• [Record set]:
------------------------
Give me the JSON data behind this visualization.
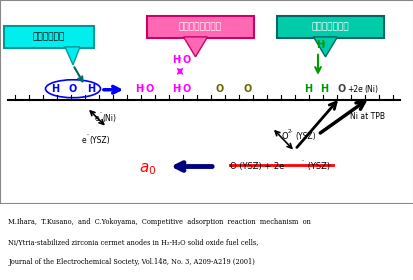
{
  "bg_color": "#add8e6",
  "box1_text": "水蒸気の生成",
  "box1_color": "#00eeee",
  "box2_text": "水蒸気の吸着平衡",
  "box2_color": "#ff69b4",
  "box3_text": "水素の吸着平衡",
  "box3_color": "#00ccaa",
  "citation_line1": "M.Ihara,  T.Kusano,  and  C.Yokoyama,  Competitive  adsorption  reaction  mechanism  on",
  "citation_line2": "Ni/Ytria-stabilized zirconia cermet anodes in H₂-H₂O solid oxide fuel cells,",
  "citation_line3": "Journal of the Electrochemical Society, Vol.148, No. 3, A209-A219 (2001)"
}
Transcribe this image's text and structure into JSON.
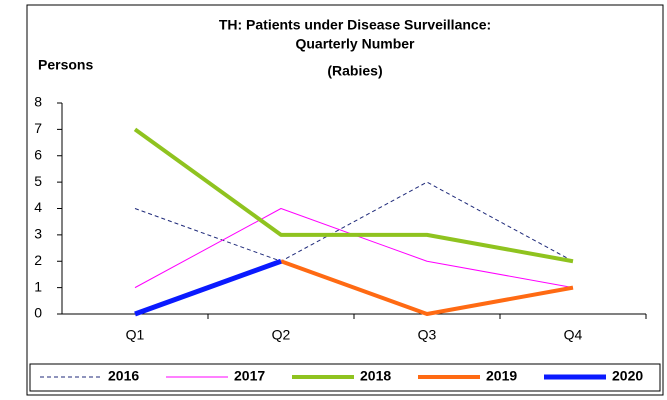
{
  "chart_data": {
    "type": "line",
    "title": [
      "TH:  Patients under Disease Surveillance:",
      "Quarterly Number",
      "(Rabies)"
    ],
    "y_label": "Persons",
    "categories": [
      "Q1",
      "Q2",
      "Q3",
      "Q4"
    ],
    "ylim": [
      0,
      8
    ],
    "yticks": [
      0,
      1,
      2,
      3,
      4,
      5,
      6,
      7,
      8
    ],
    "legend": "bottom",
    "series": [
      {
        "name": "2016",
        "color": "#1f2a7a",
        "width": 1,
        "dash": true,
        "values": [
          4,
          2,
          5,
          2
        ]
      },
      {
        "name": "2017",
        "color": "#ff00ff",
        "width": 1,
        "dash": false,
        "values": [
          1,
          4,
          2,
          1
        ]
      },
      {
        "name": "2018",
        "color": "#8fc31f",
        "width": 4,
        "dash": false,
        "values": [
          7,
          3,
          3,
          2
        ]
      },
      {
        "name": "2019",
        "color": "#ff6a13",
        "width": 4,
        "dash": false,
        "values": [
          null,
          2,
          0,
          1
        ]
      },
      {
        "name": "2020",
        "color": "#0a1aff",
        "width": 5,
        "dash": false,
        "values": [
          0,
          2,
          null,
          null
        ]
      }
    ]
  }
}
------------------------
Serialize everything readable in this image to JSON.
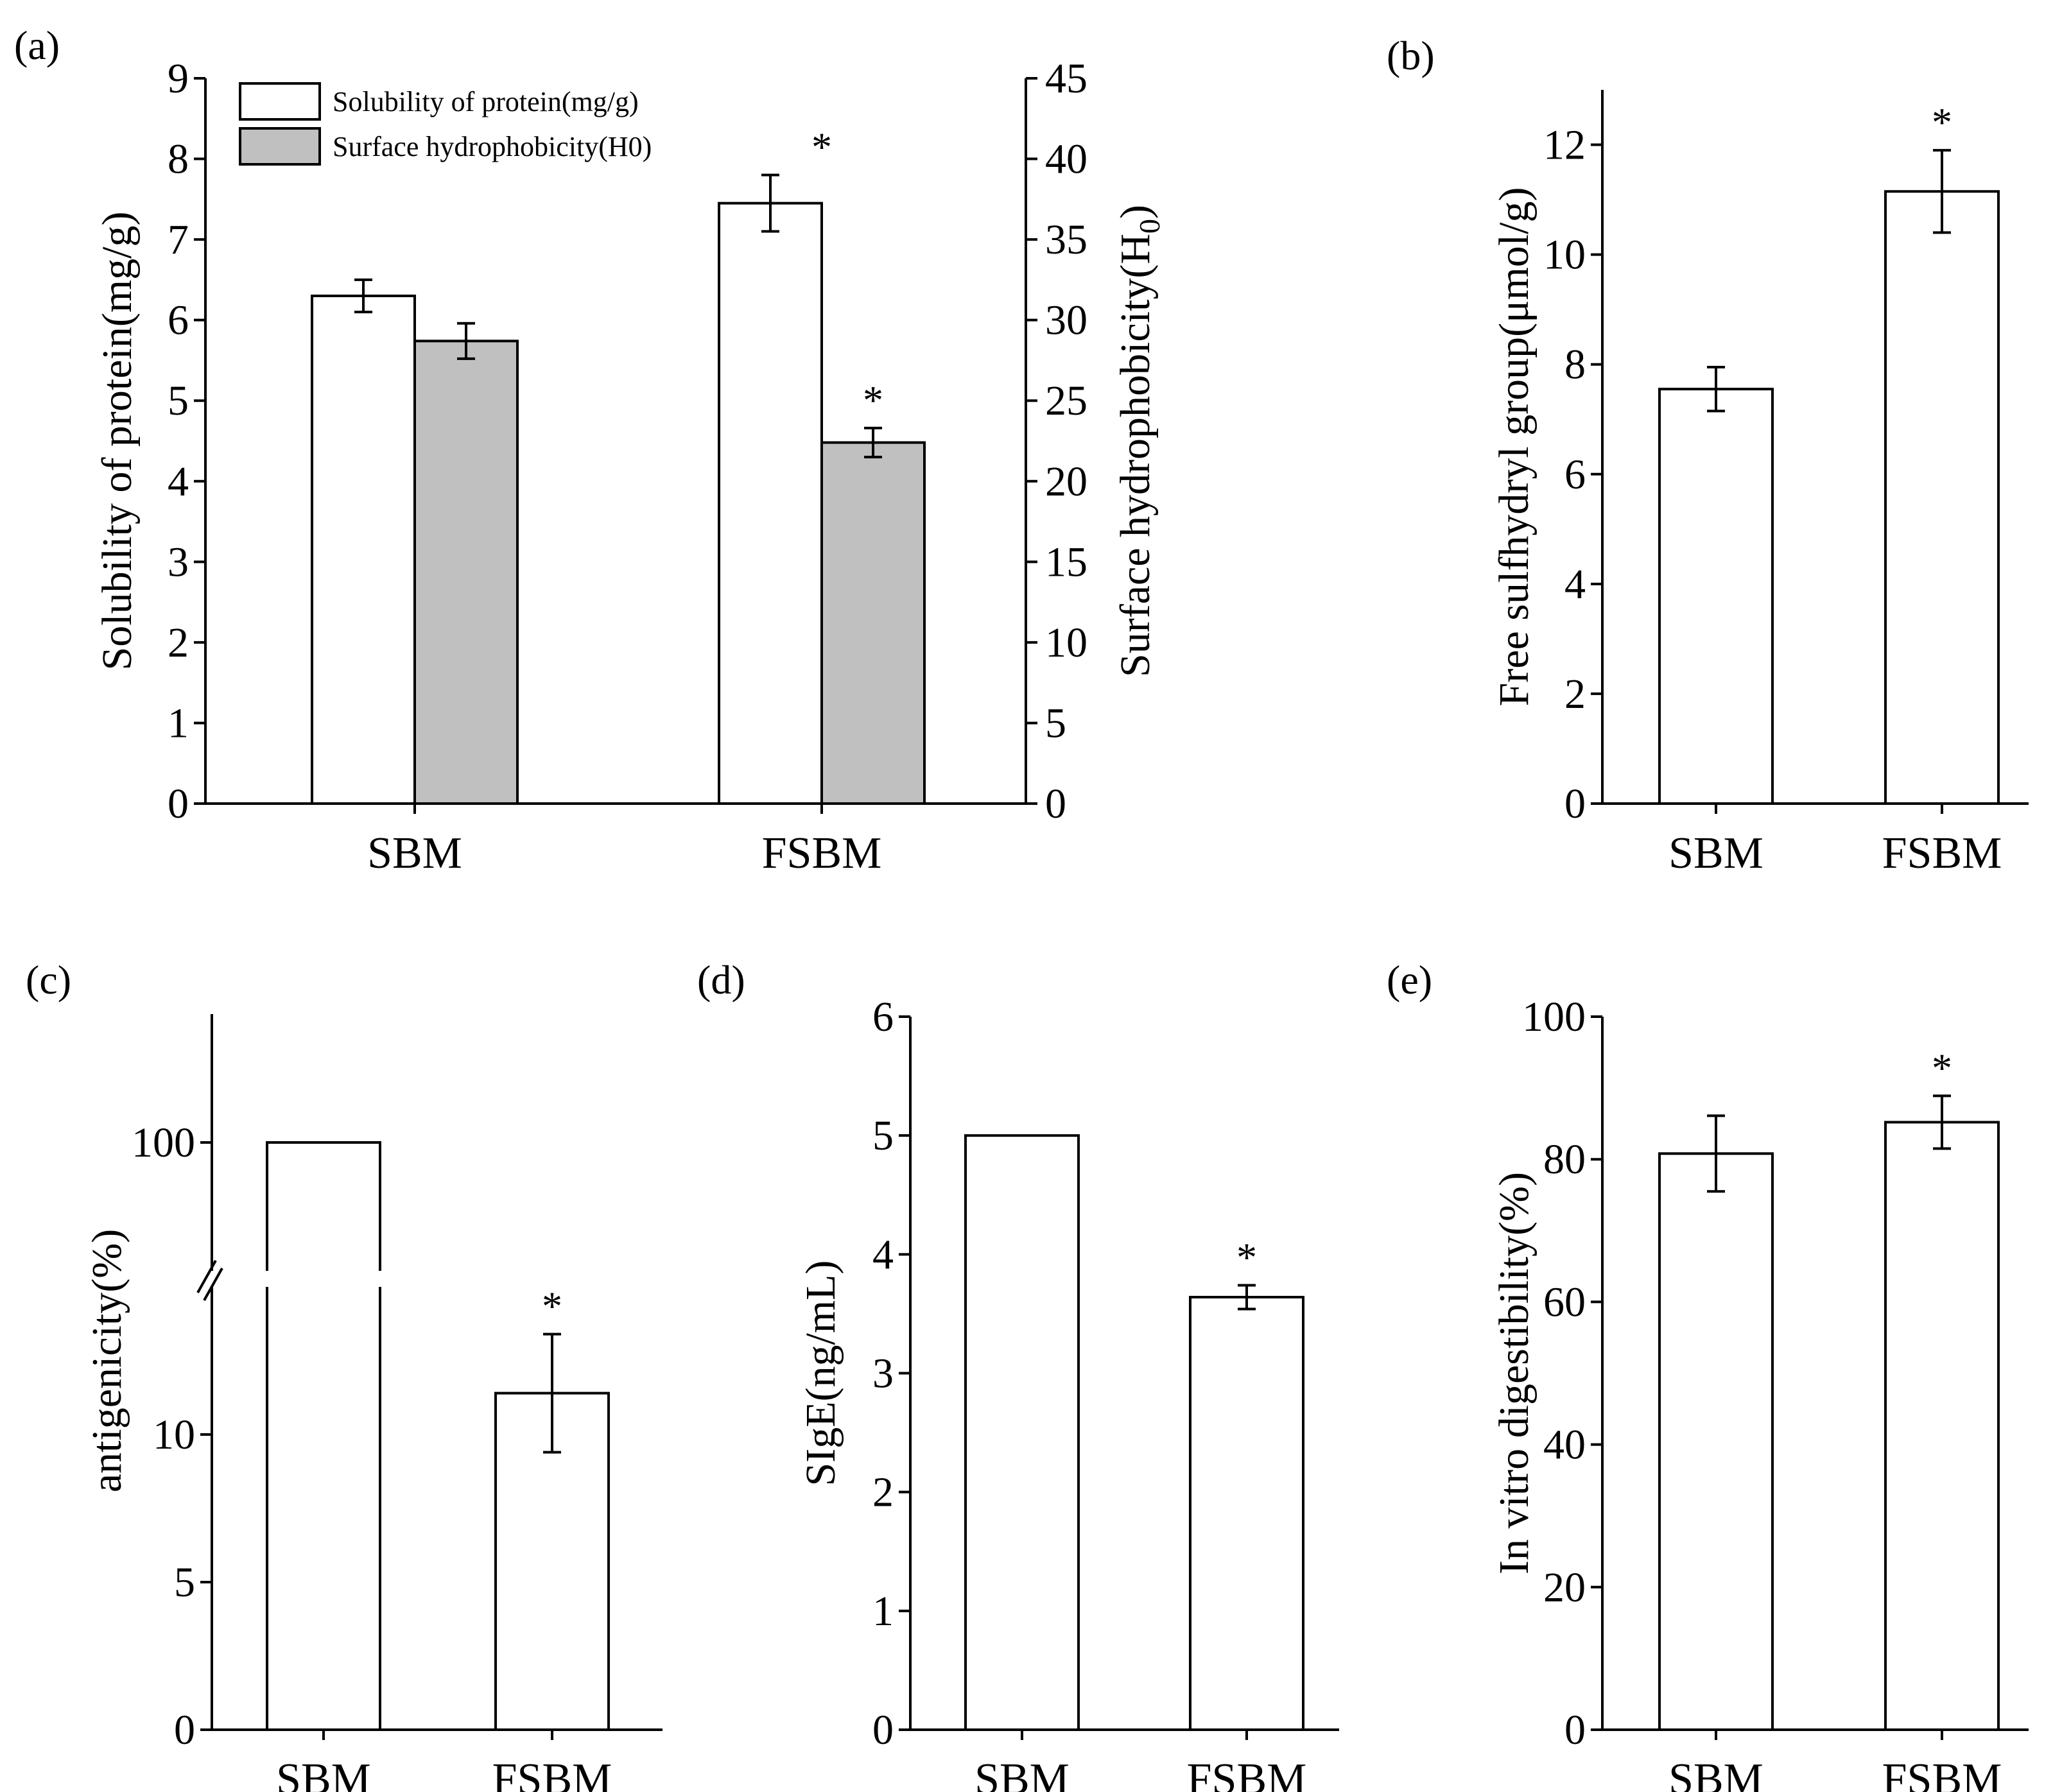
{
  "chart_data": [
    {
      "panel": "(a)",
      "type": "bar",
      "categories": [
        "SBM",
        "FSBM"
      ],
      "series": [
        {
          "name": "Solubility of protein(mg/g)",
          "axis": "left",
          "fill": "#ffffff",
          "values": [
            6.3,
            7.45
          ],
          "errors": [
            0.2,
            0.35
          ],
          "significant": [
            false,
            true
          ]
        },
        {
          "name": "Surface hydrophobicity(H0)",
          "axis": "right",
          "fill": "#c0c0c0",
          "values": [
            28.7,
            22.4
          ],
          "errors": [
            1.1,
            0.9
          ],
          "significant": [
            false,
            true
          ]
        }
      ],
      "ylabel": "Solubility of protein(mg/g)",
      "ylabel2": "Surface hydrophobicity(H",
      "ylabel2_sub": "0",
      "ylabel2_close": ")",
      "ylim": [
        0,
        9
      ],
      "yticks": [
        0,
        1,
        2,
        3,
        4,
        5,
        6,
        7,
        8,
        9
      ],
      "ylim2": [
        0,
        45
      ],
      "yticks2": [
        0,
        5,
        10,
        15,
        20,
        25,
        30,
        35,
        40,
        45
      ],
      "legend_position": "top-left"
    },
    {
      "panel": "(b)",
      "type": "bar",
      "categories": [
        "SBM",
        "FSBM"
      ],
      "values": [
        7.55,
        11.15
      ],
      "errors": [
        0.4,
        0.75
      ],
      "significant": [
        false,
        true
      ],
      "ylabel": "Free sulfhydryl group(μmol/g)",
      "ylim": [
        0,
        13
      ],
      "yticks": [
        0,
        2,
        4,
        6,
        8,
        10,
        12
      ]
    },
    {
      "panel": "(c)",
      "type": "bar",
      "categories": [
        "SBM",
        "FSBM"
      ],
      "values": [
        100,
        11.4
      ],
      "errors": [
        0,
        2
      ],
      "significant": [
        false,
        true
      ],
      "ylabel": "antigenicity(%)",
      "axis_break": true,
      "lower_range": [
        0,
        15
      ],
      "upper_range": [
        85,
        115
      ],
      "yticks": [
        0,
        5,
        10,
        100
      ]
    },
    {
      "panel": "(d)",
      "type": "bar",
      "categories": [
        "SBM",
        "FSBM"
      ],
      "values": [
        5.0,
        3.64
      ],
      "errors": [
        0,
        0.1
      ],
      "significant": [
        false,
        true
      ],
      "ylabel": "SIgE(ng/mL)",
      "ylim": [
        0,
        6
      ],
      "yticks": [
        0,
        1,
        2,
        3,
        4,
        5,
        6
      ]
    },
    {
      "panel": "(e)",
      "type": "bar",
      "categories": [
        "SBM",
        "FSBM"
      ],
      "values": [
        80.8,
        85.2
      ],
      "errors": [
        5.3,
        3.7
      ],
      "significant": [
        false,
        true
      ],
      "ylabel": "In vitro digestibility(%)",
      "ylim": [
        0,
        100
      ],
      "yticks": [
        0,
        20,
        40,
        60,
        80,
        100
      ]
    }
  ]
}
------------------------
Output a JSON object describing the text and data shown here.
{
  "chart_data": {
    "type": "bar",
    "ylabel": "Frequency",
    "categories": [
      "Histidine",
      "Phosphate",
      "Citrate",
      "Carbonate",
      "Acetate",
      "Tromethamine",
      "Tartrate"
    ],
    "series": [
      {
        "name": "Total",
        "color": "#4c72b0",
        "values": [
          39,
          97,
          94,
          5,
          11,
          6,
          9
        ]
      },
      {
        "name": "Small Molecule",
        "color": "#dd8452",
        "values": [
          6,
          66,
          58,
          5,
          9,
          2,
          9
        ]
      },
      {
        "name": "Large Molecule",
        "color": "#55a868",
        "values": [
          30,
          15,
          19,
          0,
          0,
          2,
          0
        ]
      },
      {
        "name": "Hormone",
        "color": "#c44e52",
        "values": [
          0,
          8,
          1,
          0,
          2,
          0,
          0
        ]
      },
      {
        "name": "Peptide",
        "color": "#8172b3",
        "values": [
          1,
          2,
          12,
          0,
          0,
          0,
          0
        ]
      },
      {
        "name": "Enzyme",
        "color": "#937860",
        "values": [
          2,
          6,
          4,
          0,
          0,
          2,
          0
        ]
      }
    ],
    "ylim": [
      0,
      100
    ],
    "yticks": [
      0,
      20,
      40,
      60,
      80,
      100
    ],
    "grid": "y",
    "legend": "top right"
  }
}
------------------------
• [Task brief]: Of the lines in the data, report each one containing the string "JSON".

• [Written solution]:
Give me the JSON data behind this visualization.
Transcribe this image's text and structure into JSON.
Serialize everything readable in this image to JSON.
Output a JSON object describing the text and data shown here.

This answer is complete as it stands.